## Exercise goal:
Leaving out the pictures, retype all the material exactly.

## Records for the task:
+ + + + + + +
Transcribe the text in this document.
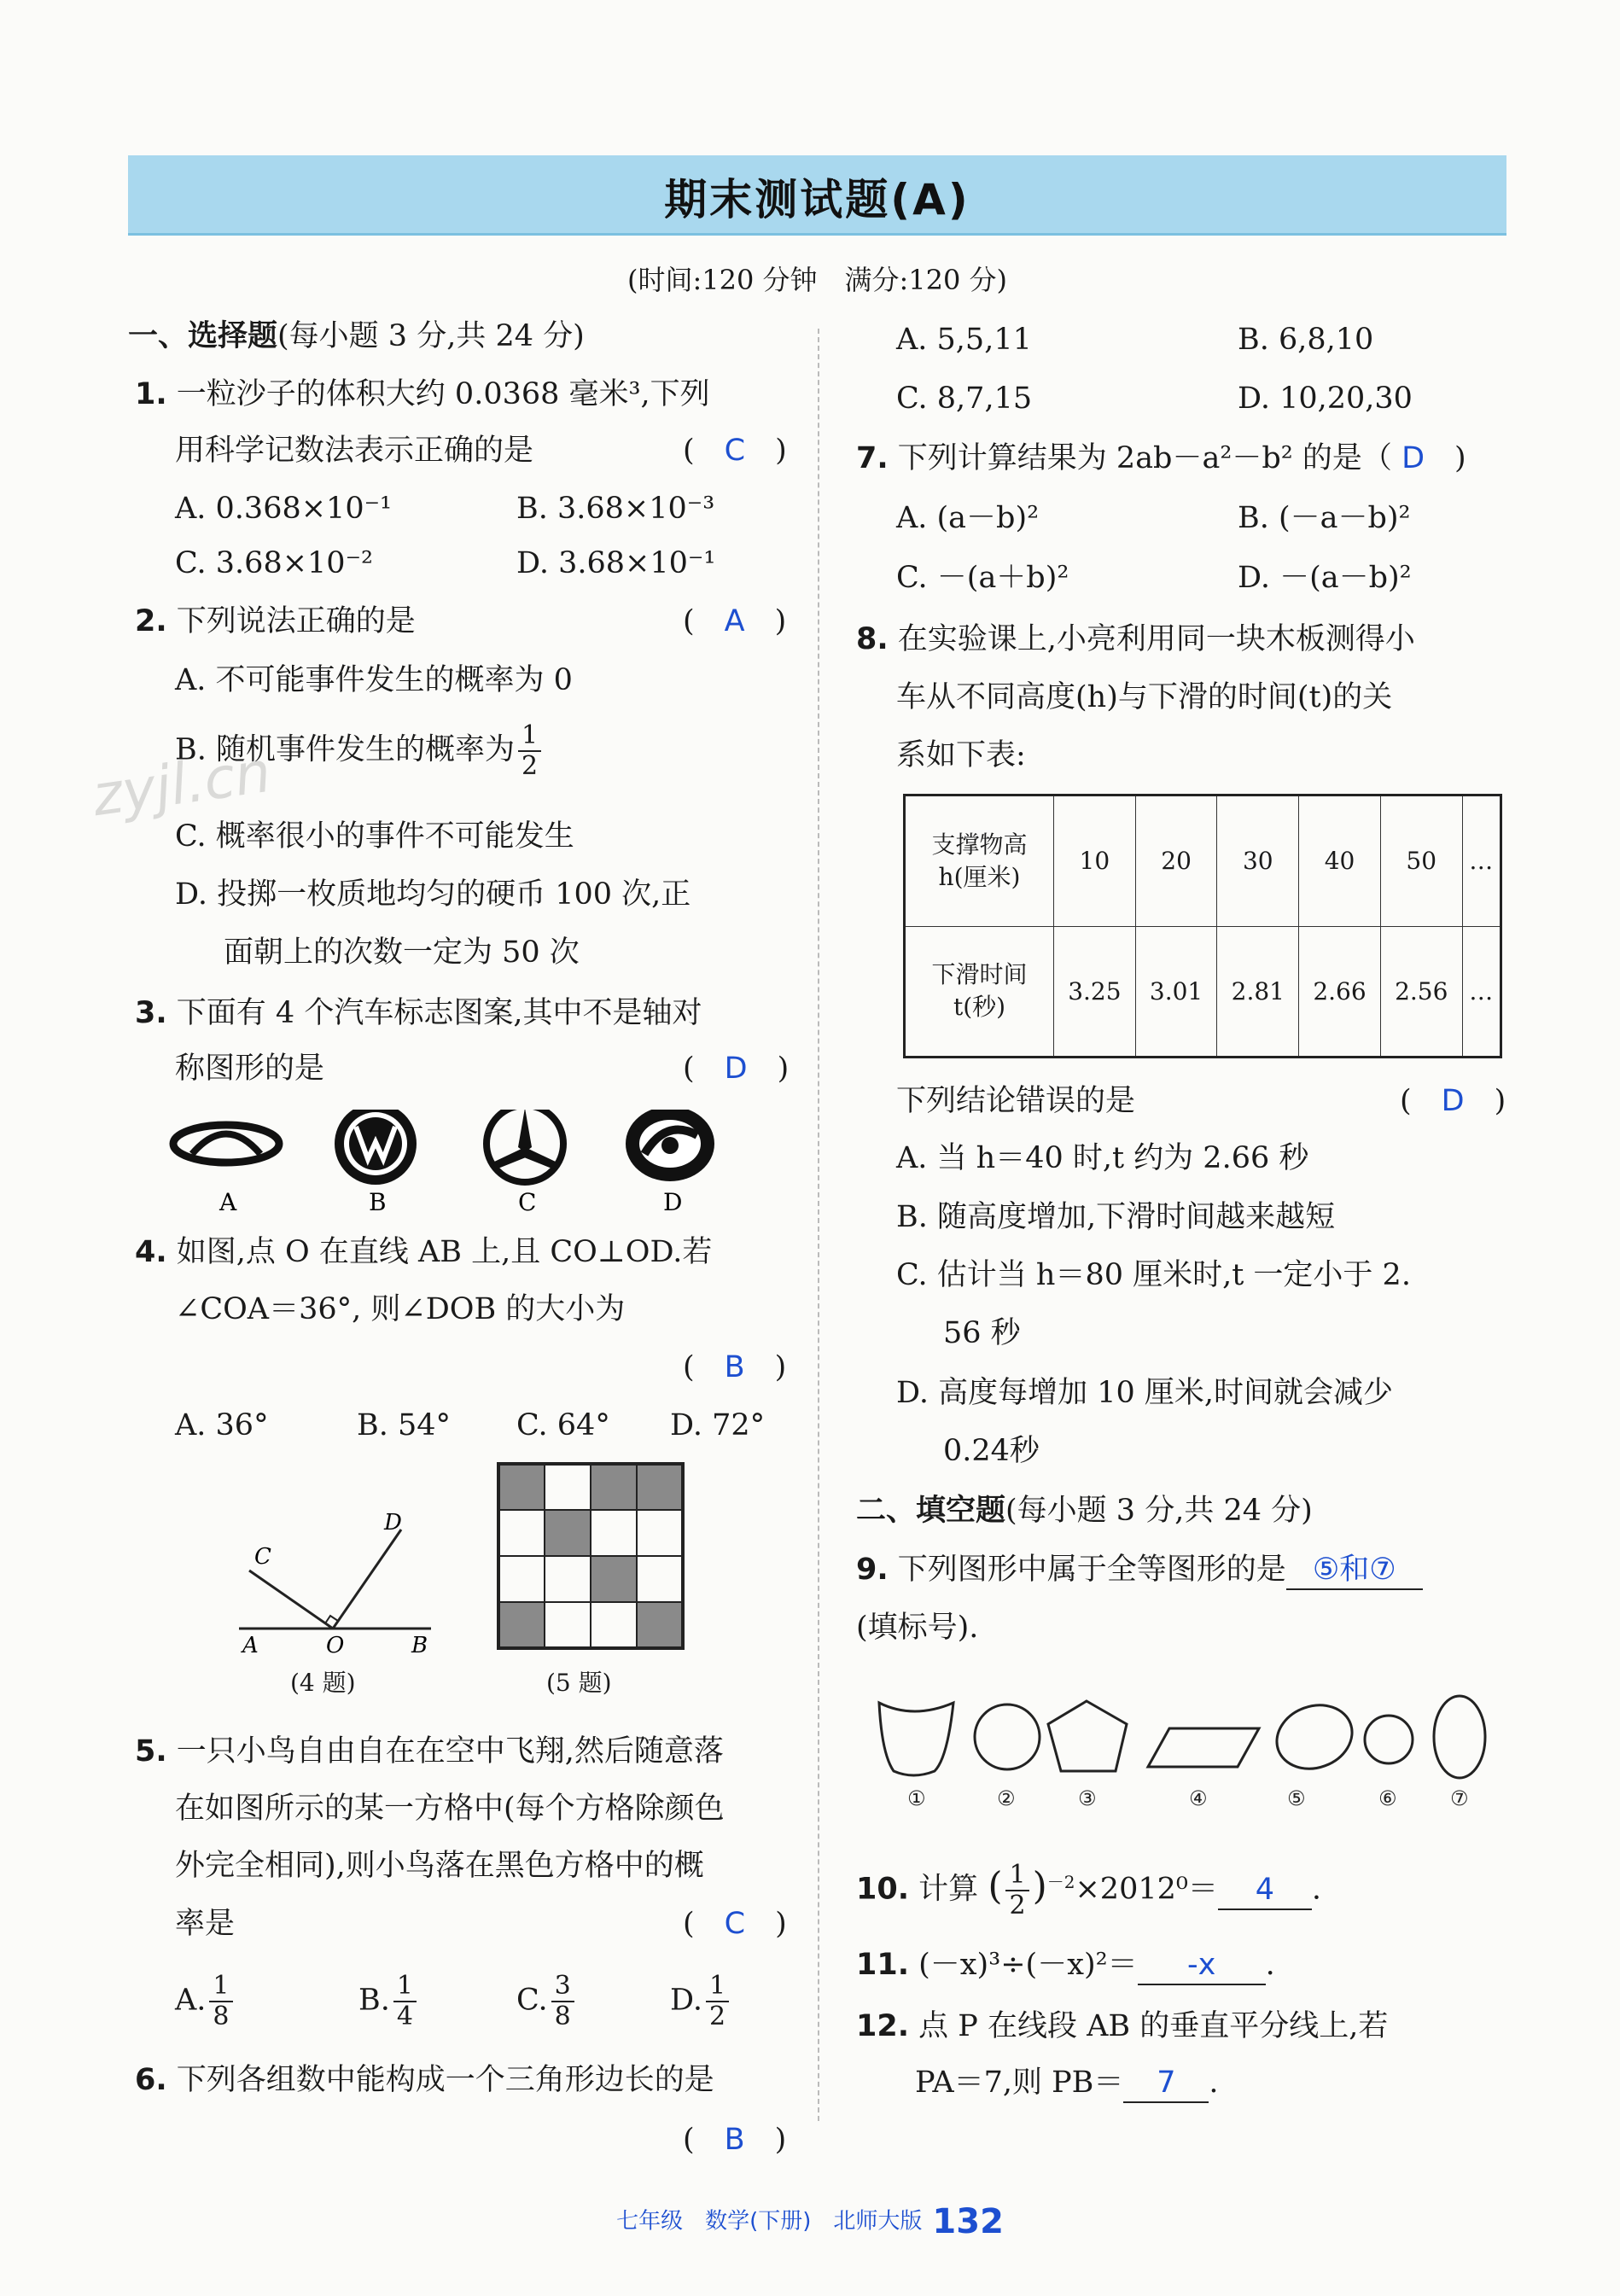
期末测试题(A)
(时间:120 分钟　满分:120 分)
zyjl.cn
一、选择题(每小题 3 分,共 24 分)
1. 一粒沙子的体积大约 0.0368 毫米³,下列
用科学记数法表示正确的是	(　C　)
A. 0.368×10⁻¹	B. 3.68×10⁻³
C. 3.68×10⁻²	D. 3.68×10⁻¹
2. 下列说法正确的是	(　A　)
A. 不可能事件发生的概率为 0
B. 随机事件发生的概率为 $\frac{1}{2}$
C. 概率很小的事件不可能发生
D. 投掷一枚质地均匀的硬币 100 次,正
面朝上的次数一定为 50 次
3. 下面有 4 个汽车标志图案,其中不是轴对
称图形的是	(　D　)
A	B	C	D
4. 如图,点 O 在直线 AB 上,且 CO⊥OD.若
∠COA＝36°, 则∠DOB 的大小为
(　B　)
A. 36°	B. 54° C. 64° D. 72°
C
D
A	O	B
(4 题)	(5 题)
5. 一只小鸟自由自在在空中飞翔,然后随意落
在如图所示的某一方格中(每个方格除颜色
外完全相同),则小鸟落在黑色方格中的概
率是	(　C　)
A. $\frac{1}{8}$	B. $\frac{1}{4}$	C. $\frac{3}{8}$	D. $\frac{1}{2}$
6. 下列各组数中能构成一个三角形边长的是
(　B　)
A. 5,5,11	B. 6,8,10
C. 8,7,15	D. 10,20,30
7. 下列计算结果为 2ab－a²－b² 的是（ D　)
A. (a－b)²	B. (－a－b)²
C. －(a＋b)²	D. －(a－b)²
8. 在实验课上,小亮利用同一块木板测得小
车从不同高度(h)与下滑的时间(t)的关
系如下表:
支撑物高
h(厘米)	10	20	30	40	50	…
下滑时间
t(秒)	3.25	3.01	2.81	2.66	2.56	…
下列结论错误的是	(　D　)
A. 当 h＝40 时,t 约为 2.66 秒
B. 随高度增加,下滑时间越来越短
C. 估计当 h＝80 厘米时,t 一定小于 2.
56 秒
D. 高度每增加 10 厘米,时间就会减少
0.24秒
二、填空题(每小题 3 分,共 24 分)
9. 下列图形中属于全等图形的是 ⑤和⑦
(填标号).
①	②	③	④	⑤	⑥	⑦
10. 计算 ( $\frac{1}{2} )^{-2}\times 2012^0= 4$ .
11. (－x)³÷(－x)²＝ -x .
12. 点 P 在线段 AB 的垂直平分线上,若
PA＝7,则 PB＝ 7 .
七年级　 数学(下册)　 北师大版 132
+ + + + + + +
## Answer to this task:
Transcribe the text in this document.
期末测试题(A)
(时间:120 分钟　满分:120 分)
zyjl.cn
一、选择题(每小题 3 分,共 24 分)
1. 一粒沙子的体积大约 0.0368 毫米³,下列
用科学记数法表示正确的是	(　C　)
A. 0.368×10⁻¹	B. 3.68×10⁻³
C. 3.68×10⁻²	D. 3.68×10⁻¹
2. 下列说法正确的是	(　A　)
A. 不可能事件发生的概率为 0
B. 随机事件发生的概率为 $\frac{1}{2}$
C. 概率很小的事件不可能发生
D. 投掷一枚质地均匀的硬币 100 次,正
面朝上的次数一定为 50 次
3. 下面有 4 个汽车标志图案,其中不是轴对
称图形的是	(　D　)
A	B	C	D
4. 如图,点 O 在直线 AB 上,且 CO⊥OD.若
∠COA＝36°, 则∠DOB 的大小为
(　B　)
A. 36°	B. 54° C. 64° D. 72°
C
D
A	O	B
(4 题)	(5 题)
5. 一只小鸟自由自在在空中飞翔,然后随意落
在如图所示的某一方格中(每个方格除颜色
外完全相同),则小鸟落在黑色方格中的概
率是	(　C　)
A. $\frac{1}{8}$	B. $\frac{1}{4}$	C. $\frac{3}{8}$	D. $\frac{1}{2}$
6. 下列各组数中能构成一个三角形边长的是
(　B　)
A. 5,5,11	B. 6,8,10
C. 8,7,15	D. 10,20,30
7. 下列计算结果为 2ab－a²－b² 的是（ D　)
A. (a－b)²	B. (－a－b)²
C. －(a＋b)²	D. －(a－b)²
8. 在实验课上,小亮利用同一块木板测得小
车从不同高度(h)与下滑的时间(t)的关
系如下表:
支撑物高
h(厘米)	10	20	30	40	50	…
下滑时间
t(秒)	3.25	3.01	2.81	2.66	2.56	…
下列结论错误的是	(　D　)
A. 当 h＝40 时,t 约为 2.66 秒
B. 随高度增加,下滑时间越来越短
C. 估计当 h＝80 厘米时,t 一定小于 2.
56 秒
D. 高度每增加 10 厘米,时间就会减少
0.24秒
二、填空题(每小题 3 分,共 24 分)
9. 下列图形中属于全等图形的是 ⑤和⑦
(填标号).
①	②	③	④	⑤	⑥	⑦
10. 计算 ( $\frac{1}{2} )^{-2}\times 2012^0= 4$ .
11. (－x)³÷(－x)²＝ -x .
12. 点 P 在线段 AB 的垂直平分线上,若
PA＝7,则 PB＝ 7 .
七年级　 数学(下册)　 北师大版 132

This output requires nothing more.